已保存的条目
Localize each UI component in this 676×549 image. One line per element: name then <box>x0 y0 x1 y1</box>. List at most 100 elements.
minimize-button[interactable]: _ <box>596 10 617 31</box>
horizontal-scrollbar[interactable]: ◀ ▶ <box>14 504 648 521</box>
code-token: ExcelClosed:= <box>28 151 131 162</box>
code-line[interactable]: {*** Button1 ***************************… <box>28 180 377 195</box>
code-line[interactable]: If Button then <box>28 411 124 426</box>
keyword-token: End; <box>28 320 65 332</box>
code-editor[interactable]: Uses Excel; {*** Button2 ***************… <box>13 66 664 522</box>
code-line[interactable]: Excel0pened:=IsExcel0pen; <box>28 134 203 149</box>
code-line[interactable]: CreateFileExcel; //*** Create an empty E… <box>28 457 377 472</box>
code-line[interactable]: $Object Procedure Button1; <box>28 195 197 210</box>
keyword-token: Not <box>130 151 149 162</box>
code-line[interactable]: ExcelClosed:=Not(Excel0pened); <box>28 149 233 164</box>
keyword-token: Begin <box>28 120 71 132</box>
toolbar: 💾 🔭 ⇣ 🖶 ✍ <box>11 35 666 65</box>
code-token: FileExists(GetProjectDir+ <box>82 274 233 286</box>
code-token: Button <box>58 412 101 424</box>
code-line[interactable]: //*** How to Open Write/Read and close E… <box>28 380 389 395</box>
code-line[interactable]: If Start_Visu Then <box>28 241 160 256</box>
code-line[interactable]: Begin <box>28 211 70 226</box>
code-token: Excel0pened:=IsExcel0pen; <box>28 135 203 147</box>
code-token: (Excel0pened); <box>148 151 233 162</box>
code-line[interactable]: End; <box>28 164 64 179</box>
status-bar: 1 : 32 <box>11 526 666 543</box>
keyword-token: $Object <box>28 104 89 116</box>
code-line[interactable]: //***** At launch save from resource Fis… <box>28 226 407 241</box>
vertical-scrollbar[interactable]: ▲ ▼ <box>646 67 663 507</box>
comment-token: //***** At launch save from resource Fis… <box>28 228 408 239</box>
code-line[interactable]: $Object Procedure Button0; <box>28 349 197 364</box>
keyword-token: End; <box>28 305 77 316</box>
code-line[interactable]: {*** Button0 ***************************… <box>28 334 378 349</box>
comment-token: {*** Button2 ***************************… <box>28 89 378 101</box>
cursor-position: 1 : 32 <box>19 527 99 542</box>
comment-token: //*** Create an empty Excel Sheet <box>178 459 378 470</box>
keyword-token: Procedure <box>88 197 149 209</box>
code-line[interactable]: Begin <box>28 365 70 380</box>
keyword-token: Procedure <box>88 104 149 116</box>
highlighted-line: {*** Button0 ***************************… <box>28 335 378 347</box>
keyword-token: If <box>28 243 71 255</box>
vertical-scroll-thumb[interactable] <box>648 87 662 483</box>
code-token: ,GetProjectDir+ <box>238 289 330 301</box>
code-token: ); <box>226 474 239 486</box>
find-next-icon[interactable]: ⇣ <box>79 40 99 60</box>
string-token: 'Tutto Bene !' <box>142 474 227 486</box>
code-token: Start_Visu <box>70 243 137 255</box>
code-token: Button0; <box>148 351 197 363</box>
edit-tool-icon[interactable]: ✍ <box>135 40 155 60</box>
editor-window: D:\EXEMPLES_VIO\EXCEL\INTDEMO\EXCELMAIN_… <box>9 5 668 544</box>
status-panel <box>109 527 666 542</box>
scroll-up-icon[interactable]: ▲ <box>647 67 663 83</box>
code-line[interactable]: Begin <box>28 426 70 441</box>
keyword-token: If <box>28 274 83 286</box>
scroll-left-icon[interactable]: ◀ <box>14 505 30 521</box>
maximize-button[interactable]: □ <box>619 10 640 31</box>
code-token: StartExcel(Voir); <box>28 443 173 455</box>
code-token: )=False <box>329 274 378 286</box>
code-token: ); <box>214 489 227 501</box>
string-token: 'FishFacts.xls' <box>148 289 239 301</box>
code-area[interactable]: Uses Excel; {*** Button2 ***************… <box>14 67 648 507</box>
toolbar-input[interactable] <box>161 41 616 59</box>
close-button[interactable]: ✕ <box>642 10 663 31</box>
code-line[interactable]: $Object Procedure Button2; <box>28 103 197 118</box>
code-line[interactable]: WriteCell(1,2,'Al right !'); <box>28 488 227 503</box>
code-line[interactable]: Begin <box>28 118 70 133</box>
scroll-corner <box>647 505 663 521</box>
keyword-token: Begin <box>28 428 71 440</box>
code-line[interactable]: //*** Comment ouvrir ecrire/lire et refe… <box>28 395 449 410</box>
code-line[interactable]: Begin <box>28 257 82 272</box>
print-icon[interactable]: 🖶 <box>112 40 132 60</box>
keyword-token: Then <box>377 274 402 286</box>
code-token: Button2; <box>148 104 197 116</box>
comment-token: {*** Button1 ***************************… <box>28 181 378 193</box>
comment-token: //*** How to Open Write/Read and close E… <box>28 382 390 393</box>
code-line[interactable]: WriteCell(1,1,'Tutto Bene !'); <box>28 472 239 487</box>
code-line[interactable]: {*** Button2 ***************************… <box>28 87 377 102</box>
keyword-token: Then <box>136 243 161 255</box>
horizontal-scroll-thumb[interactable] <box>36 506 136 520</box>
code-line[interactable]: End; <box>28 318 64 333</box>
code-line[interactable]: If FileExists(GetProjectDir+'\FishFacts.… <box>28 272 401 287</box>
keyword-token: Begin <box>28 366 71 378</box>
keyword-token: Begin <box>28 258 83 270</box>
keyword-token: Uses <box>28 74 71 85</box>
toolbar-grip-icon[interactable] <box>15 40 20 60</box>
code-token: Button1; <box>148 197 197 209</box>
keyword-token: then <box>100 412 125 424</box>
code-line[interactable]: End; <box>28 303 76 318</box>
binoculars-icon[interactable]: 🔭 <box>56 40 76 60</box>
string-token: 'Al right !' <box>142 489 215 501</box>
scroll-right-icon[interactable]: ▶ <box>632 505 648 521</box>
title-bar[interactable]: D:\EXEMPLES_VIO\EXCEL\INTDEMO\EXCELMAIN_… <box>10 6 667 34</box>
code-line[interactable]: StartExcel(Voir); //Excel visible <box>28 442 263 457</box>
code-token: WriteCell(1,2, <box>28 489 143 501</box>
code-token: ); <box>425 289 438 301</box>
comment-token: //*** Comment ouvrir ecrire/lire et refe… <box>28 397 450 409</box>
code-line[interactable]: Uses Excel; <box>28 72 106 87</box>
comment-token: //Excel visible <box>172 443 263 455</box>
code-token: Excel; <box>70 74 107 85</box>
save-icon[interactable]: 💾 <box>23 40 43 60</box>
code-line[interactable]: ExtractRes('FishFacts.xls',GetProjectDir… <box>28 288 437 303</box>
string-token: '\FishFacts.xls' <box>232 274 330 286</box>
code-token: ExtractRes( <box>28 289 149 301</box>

• **练习说明**
把上面的全部条目改写成一个 JSON 字符串列表，每行对应一个字符串，空行不计。

• **本题解答**
[
  "Localize each UI component in this 676×549 image. One line per element: name then <box>x0 y0 x1 y1</box>. List at most 100 elements.",
  "minimize-button[interactable]: _ <box>596 10 617 31</box>",
  "horizontal-scrollbar[interactable]: ◀ ▶ <box>14 504 648 521</box>",
  "code-token: ExcelClosed:= <box>28 151 131 162</box>",
  "code-line[interactable]: {*** Button1 ***************************… <box>28 180 377 195</box>",
  "code-line[interactable]: If Button then <box>28 411 124 426</box>",
  "keyword-token: End; <box>28 320 65 332</box>",
  "code-editor[interactable]: Uses Excel; {*** Button2 ***************… <box>13 66 664 522</box>",
  "code-line[interactable]: Excel0pened:=IsExcel0pen; <box>28 134 203 149</box>",
  "code-line[interactable]: CreateFileExcel; //*** Create an empty E… <box>28 457 377 472</box>",
  "code-line[interactable]: $Object Procedure Button1; <box>28 195 197 210</box>",
  "keyword-token: Not <box>130 151 149 162</box>",
  "code-line[interactable]: ExcelClosed:=Not(Excel0pened); <box>28 149 233 164</box>",
  "keyword-token: Begin <box>28 120 71 132</box>",
  "toolbar: 💾 🔭 ⇣ 🖶 ✍ <box>11 35 666 65</box>",
  "code-token: FileExists(GetProjectDir+ <box>82 274 233 286</box>",
  "code-token: Button <box>58 412 101 424</box>",
  "code-line[interactable]: //*** How to Open Write/Read and close E… <box>28 380 389 395</box>",
  "code-line[interactable]: If Start_Visu Then <box>28 241 160 256</box>",
  "code-line[interactable]: Begin <box>28 211 70 226</box>",
  "code-token: Excel0pened:=IsExcel0pen; <box>28 135 203 147</box>",
  "code-token: (Excel0pened); <box>148 151 233 162</box>",
  "code-line[interactable]: End; <box>28 164 64 179</box>",
  "status-bar: 1 : 32 <box>11 526 666 543</box>",
  "keyword-token: $Object <box>28 104 89 116</box>",
  "code-line[interactable]: //***** At launch save from resource Fis… <box>28 226 407 241</box>",
  "vertical-scrollbar[interactable]: ▲ ▼ <box>646 67 663 507</box>",
  "comment-token: //***** At launch save from resource Fis… <box>28 228 408 239</box>",
  "code-line[interactable]: $Object Procedure Button0; <box>28 349 197 364</box>",
  "keyword-token: End; <box>28 305 77 316</box>",
  "code-line[interactable]: {*** Button0 ***************************… <box>28 334 378 349</box>",
  "comment-token: {*** Button2 ***************************… <box>28 89 378 101</box>",
  "cursor-position: 1 : 32 <box>19 527 99 542</box>",
  "comment-token: //*** Create an empty Excel Sheet <box>178 459 378 470</box>",
  "keyword-token: Procedure <box>88 197 149 209</box>",
  "code-line[interactable]: Begin <box>28 365 70 380</box>",
  "keyword-token: Procedure <box>88 104 149 116</box>",
  "highlighted-line: {*** Button0 ***************************… <box>28 335 378 347</box>",
  "keyword-token: If <box>28 243 71 255</box>",
  "vertical-scroll-thumb[interactable] <box>648 87 662 483</box>",
  "code-token: ,GetProjectDir+ <box>238 289 330 301</box>",
  "code-token: ); <box>226 474 239 486</box>",
  "find-next-icon[interactable]: ⇣ <box>79 40 99 60</box>",
  "string-token: 'Tutto Bene !' <box>142 474 227 486</box>",
  "code-token: Start_Visu <box>70 243 137 255</box>",
  "code-token: Button0; <box>148 351 197 363</box>",
  "edit-tool-icon[interactable]: ✍ <box>135 40 155 60</box>",
  "editor-window: D:\\EXEMPLES_VIO\\EXCEL\\INTDEMO\\EXCELMAIN_… <box>9 5 668 544</box>",
  "status-panel <box>109 527 666 542</box>",
  "scroll-up-icon[interactable]: ▲ <box>647 67 663 83</box>",
  "code-line[interactable]: Begin <box>28 426 70 441</box>",
  "keyword-token: If <box>28 274 83 286</box>",
  "scroll-left-icon[interactable]: ◀ <box>14 505 30 521</box>",
  "maximize-button[interactable]: □ <box>619 10 640 31</box>",
  "code-token: StartExcel(Voir); <box>28 443 173 455</box>",
  "code-token: )=False <box>329 274 378 286</box>",
  "code-token: ); <box>214 489 227 501</box>",
  "string-token: 'FishFacts.xls' <box>148 289 239 301</box>",
  "code-area[interactable]: Uses Excel; {*** Button2 ***************… <box>14 67 648 507</box>",
  "toolbar-input[interactable] <box>161 41 616 59</box>",
  "close-button[interactable]: ✕ <box>642 10 663 31</box>",
  "code-line[interactable]: $Object Procedure Button2; <box>28 103 197 118</box>",
  "code-line[interactable]: WriteCell(1,2,'Al right !'); <box>28 488 227 503</box>",
  "code-line[interactable]: Begin <box>28 118 70 133</box>",
  "scroll-corner <box>647 505 663 521</box>",
  "keyword-token: Begin <box>28 428 71 440</box>",
  "code-line[interactable]: //*** Comment ouvrir ecrire/lire et refe… <box>28 395 449 410</box>",
  "code-line[interactable]: Begin <box>28 257 82 272</box>",
  "print-icon[interactable]: 🖶 <box>112 40 132 60</box>",
  "keyword-token: Then <box>377 274 402 286</box>",
  "code-token: Button2; <box>148 104 197 116</box>",
  "comment-token: {*** Button1 ***************************… <box>28 181 378 193</box>",
  "comment-token: //*** How to Open Write/Read and close E… <box>28 382 390 393</box>",
  "code-line[interactable]: WriteCell(1,1,'Tutto Bene !'); <box>28 472 239 487</box>",
  "code-line[interactable]: {*** Button2 ***************************… <box>28 87 377 102</box>",
  "keyword-token: Then <box>136 243 161 255</box>",
  "horizontal-scroll-thumb[interactable] <box>36 506 136 520</box>",
  "code-line[interactable]: End; <box>28 318 64 333</box>",
  "code-line[interactable]: If FileExists(GetProjectDir+'\\FishFacts.… <box>28 272 401 287</box>",
  "keyword-token: Begin <box>28 366 71 378</box>",
  "keyword-token: Begin <box>28 258 83 270</box>",
  "keyword-token: Uses <box>28 74 71 85</box>",
  "toolbar-grip-icon[interactable] <box>15 40 20 60</box>",
  "code-token: Button1; <box>148 197 197 209</box>",
  "keyword-token: then <box>100 412 125 424</box>",
  "code-line[interactable]: End; <box>28 303 76 318</box>",
  "binoculars-icon[interactable]: 🔭 <box>56 40 76 60</box>",
  "string-token: 'Al right !' <box>142 489 215 501</box>",
  "scroll-right-icon[interactable]: ▶ <box>632 505 648 521</box>",
  "title-bar[interactable]: D:\\EXEMPLES_VIO\\EXCEL\\INTDEMO\\EXCELMAIN_… <box>10 6 667 34</box>",
  "code-line[interactable]: StartExcel(Voir); //Excel visible <box>28 442 263 457</box>",
  "code-token: WriteCell(1,2, <box>28 489 143 501</box>",
  "code-token: ); <box>425 289 438 301</box>",
  "comment-token: //*** Comment ouvrir ecrire/lire et refe… <box>28 397 450 409</box>",
  "code-line[interactable]: Uses Excel; <box>28 72 106 87</box>",
  "comment-token: //Excel visible <box>172 443 263 455</box>",
  "code-token: Excel; <box>70 74 107 85</box>",
  "save-icon[interactable]: 💾 <box>23 40 43 60</box>",
  "code-line[interactable]: ExtractRes('FishFacts.xls',GetProjectDir… <box>28 288 437 303</box>",
  "string-token: '\\FishFacts.xls' <box>232 274 330 286</box>",
  "code-token: ExtractRes( <box>28 289 149 301</box>"
]